→ **SHORT TASK**
Collect all lines containing the word "years" from the data.

Dataset records
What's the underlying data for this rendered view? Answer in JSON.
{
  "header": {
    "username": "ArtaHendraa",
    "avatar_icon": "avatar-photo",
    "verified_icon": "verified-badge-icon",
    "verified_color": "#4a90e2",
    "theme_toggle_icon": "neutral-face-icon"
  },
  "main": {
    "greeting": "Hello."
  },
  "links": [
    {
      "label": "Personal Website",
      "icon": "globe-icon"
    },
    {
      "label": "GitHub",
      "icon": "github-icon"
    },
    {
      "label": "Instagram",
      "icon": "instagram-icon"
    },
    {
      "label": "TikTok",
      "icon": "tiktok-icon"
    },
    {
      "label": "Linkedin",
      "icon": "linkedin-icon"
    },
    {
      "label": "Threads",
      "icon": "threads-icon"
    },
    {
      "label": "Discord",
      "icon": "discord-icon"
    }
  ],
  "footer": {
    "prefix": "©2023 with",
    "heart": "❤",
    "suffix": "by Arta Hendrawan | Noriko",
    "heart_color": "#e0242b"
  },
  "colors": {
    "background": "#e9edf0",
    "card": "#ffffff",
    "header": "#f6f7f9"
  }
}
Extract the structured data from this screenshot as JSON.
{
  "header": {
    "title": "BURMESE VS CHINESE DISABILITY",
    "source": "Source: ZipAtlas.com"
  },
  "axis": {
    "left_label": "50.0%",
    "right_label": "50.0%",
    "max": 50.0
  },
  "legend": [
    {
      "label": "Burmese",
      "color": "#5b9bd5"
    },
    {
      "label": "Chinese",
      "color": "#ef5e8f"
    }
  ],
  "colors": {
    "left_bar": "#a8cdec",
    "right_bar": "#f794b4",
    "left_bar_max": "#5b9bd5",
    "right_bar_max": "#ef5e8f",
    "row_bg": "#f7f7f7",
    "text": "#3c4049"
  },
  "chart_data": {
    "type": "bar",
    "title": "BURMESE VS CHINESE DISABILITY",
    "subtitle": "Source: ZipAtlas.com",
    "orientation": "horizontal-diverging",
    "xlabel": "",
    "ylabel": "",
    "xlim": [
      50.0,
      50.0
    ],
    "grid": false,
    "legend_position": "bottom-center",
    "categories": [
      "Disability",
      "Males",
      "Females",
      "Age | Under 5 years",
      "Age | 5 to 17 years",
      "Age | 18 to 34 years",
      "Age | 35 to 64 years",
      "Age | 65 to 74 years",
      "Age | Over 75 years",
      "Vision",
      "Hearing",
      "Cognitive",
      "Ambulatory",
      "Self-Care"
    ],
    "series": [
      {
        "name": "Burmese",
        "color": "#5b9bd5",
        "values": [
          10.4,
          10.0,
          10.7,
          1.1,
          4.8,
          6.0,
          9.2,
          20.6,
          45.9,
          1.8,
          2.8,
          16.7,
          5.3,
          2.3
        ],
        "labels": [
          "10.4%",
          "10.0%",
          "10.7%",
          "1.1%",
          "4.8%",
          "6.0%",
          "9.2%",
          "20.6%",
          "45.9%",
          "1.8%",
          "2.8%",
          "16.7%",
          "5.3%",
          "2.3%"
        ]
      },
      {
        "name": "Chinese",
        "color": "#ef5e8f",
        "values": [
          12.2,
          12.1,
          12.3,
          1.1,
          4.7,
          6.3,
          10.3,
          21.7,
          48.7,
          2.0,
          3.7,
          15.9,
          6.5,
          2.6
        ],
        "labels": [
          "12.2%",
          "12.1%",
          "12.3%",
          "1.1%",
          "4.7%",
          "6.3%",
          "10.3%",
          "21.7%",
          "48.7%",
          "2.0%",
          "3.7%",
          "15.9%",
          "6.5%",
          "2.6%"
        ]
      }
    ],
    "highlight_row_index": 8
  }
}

→ **OUTPUT OF THE EXERCISE**
      "Age | Under 5 years",
      "Age | 5 to 17 years",
      "Age | 18 to 34 years",
      "Age | 35 to 64 years",
      "Age | 65 to 74 years",
      "Age | Over 75 years",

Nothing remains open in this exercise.